## Given instruction
Return each line of the listing that contains the string "JSON".

## Data rows

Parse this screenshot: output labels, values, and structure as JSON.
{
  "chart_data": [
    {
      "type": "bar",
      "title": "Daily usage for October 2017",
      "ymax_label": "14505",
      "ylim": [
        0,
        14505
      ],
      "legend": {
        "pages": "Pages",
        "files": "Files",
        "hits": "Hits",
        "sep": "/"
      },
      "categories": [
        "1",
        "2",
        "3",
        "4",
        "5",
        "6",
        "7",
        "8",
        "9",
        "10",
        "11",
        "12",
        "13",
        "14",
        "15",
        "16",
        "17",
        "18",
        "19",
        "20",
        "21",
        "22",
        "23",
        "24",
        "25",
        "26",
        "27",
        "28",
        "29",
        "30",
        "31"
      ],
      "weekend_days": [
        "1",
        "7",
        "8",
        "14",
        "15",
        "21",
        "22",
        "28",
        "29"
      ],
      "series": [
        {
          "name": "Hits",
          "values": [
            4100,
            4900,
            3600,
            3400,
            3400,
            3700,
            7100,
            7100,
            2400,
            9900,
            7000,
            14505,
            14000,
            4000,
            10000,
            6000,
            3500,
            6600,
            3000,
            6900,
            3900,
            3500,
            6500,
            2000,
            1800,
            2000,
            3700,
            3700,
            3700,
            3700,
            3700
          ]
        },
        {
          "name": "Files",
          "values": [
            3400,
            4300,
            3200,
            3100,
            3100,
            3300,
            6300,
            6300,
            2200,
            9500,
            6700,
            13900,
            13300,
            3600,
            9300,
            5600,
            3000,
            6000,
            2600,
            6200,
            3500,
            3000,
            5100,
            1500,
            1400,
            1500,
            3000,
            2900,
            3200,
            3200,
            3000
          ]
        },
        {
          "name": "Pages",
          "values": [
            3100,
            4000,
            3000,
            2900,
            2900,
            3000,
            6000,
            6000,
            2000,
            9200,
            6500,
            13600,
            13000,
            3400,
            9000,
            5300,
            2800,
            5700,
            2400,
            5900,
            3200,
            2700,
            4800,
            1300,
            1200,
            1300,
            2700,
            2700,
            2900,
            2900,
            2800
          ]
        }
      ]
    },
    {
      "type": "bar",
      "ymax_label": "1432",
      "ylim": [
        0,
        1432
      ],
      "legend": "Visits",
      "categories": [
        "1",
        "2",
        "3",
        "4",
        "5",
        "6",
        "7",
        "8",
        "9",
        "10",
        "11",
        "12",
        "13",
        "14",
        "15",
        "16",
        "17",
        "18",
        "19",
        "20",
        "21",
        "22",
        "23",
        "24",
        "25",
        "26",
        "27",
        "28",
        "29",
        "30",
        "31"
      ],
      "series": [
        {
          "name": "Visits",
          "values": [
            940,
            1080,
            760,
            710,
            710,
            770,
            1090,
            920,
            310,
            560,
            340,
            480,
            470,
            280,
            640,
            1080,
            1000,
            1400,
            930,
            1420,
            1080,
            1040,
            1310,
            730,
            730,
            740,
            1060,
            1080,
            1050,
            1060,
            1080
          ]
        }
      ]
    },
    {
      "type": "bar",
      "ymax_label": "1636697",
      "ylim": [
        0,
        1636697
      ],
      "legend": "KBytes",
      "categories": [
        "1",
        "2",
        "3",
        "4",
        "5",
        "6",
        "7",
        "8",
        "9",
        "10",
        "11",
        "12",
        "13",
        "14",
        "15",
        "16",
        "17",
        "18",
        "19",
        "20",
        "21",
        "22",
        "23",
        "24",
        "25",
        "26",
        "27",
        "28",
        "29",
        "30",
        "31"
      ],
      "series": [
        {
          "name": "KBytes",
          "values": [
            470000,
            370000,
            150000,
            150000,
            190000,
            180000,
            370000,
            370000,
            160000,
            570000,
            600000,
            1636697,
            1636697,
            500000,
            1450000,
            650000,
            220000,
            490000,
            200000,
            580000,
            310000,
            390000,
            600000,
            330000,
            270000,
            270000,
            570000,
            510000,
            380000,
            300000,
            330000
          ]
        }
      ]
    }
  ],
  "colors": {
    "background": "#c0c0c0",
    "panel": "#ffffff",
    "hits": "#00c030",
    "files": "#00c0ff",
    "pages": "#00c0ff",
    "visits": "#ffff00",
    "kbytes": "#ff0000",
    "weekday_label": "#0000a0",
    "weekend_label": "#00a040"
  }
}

...

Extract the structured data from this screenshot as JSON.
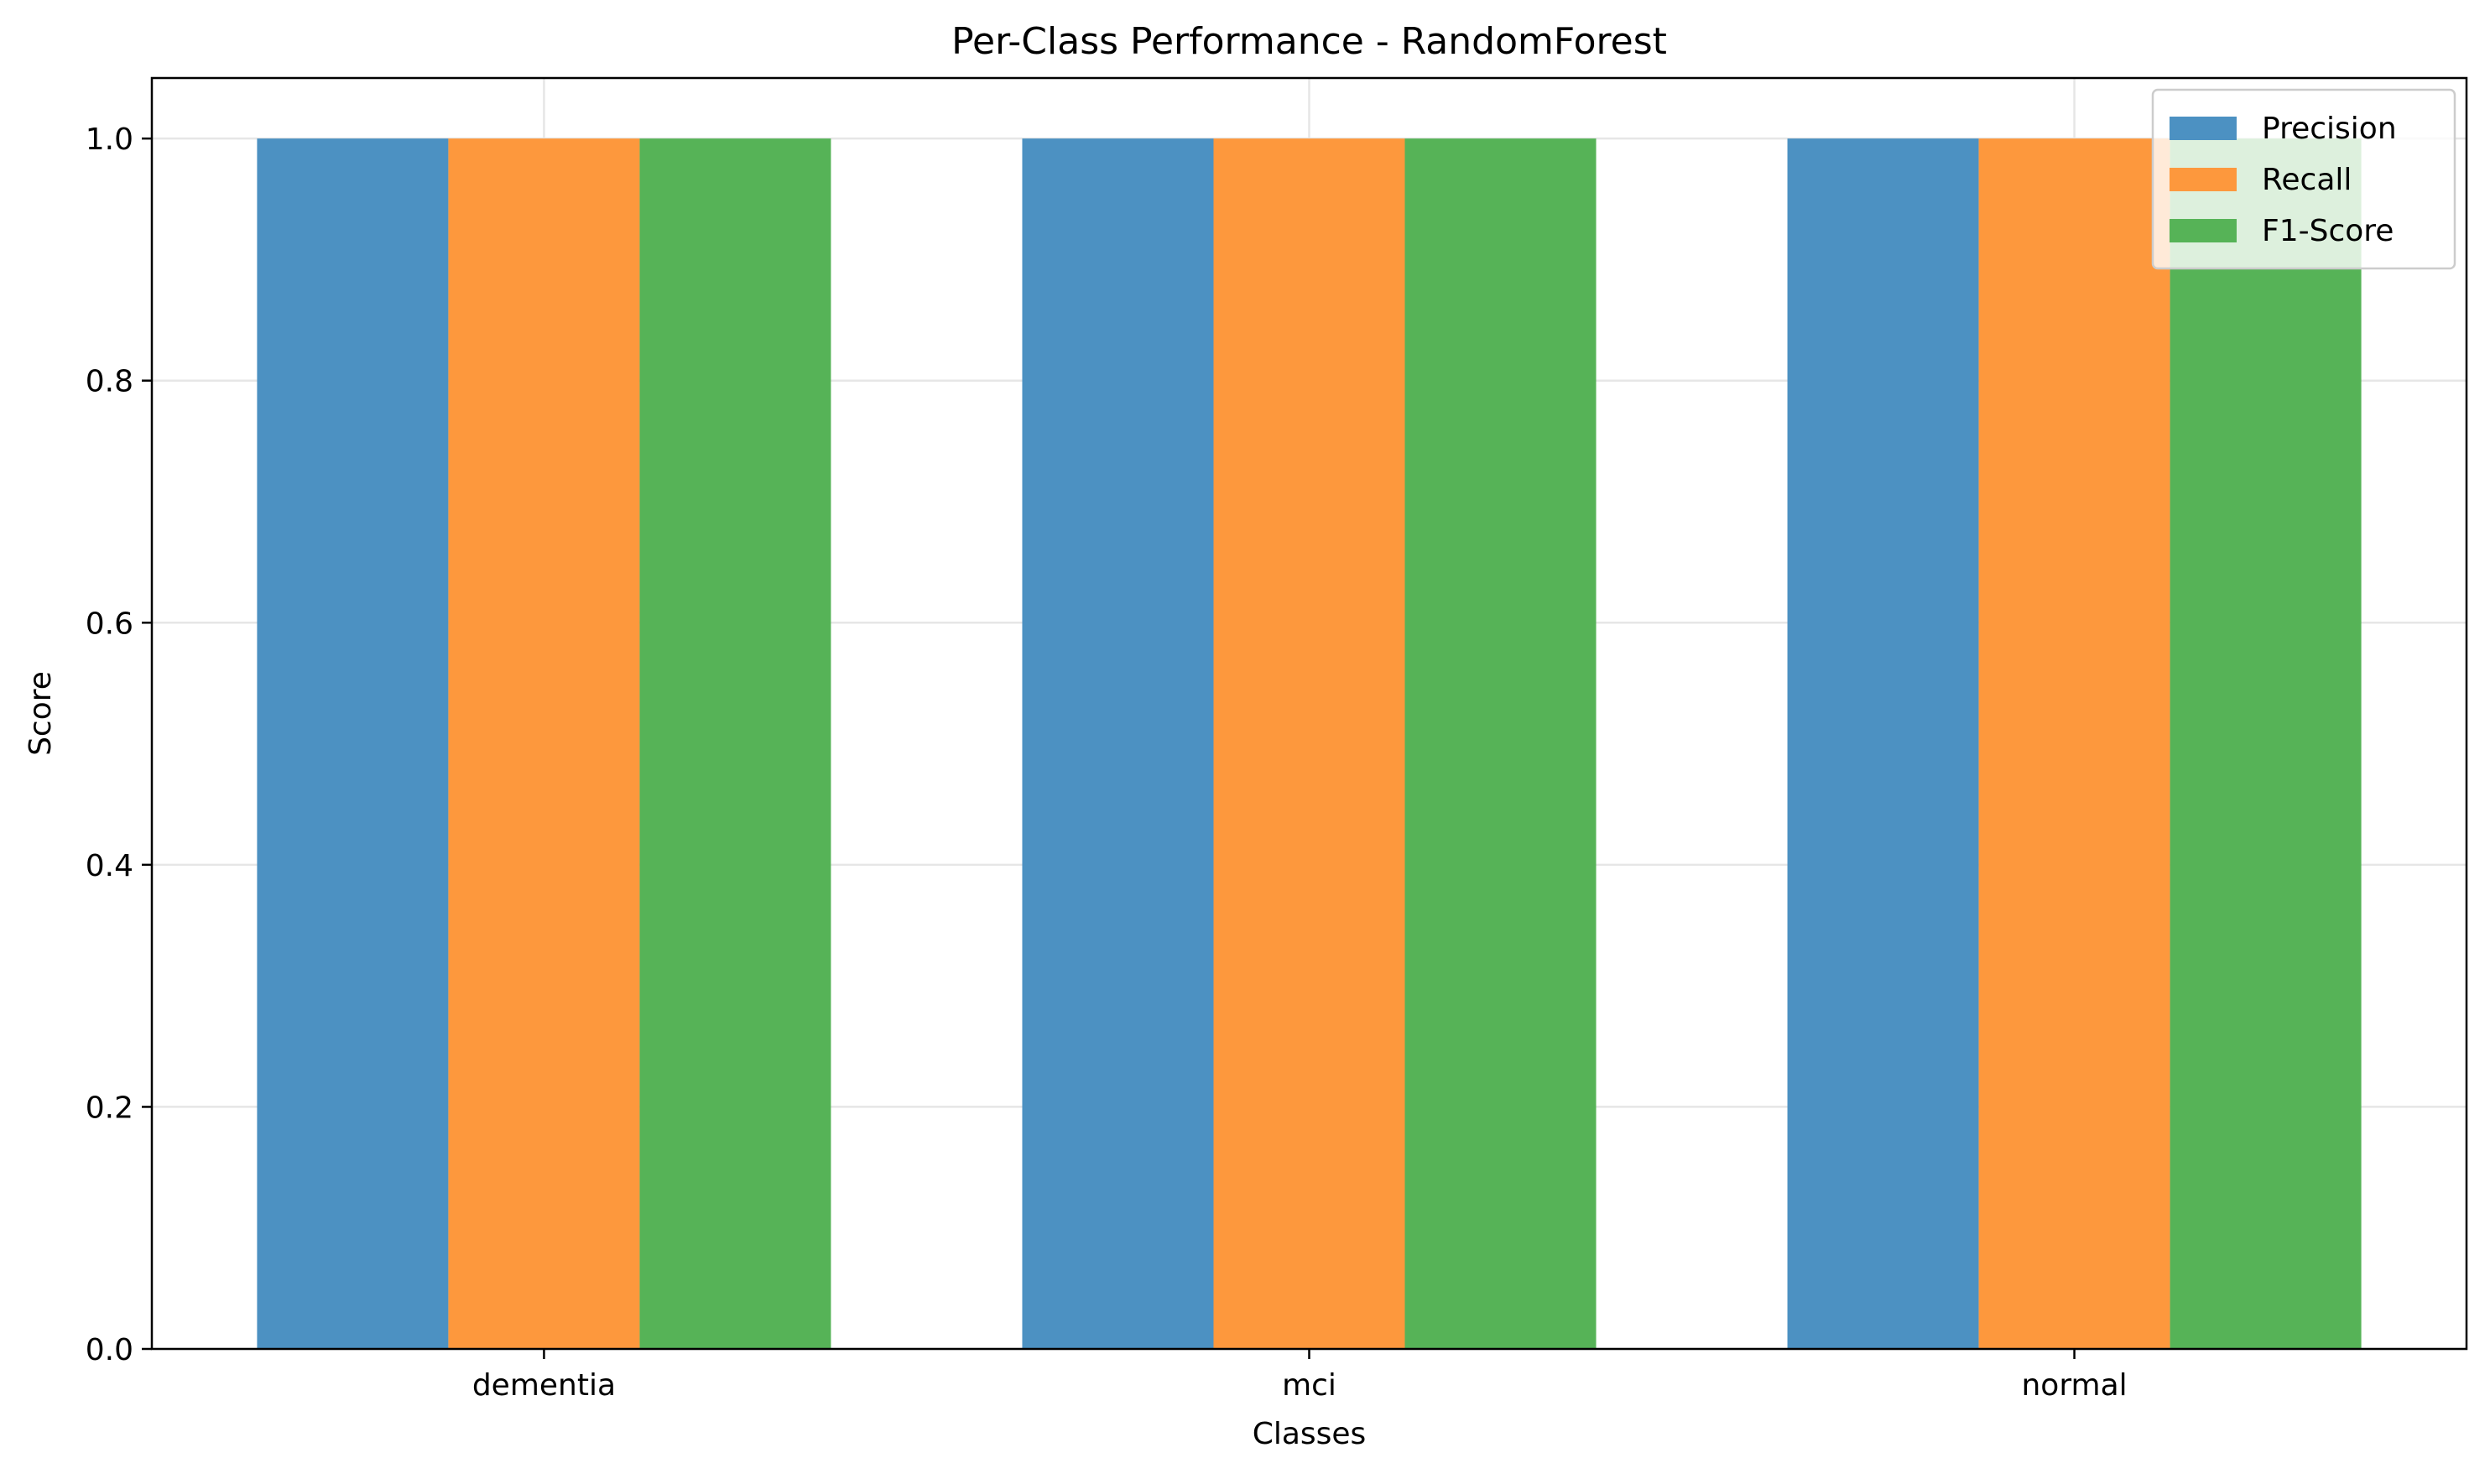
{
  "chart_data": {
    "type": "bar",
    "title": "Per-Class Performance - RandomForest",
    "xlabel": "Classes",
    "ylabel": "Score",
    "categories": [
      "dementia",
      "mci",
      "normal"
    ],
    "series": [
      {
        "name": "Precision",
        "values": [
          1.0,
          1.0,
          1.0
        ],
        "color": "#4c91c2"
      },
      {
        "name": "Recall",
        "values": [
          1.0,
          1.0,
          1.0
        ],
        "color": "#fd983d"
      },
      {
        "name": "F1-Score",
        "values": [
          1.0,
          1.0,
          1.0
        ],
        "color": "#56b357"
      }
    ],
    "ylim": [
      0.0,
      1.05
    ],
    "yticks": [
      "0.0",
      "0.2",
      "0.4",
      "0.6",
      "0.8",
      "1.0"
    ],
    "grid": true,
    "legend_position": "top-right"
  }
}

## Finished exercise
Parse this screenshot: output labels, values, and structure as JSON.
Extract the structured data from this screenshot as JSON.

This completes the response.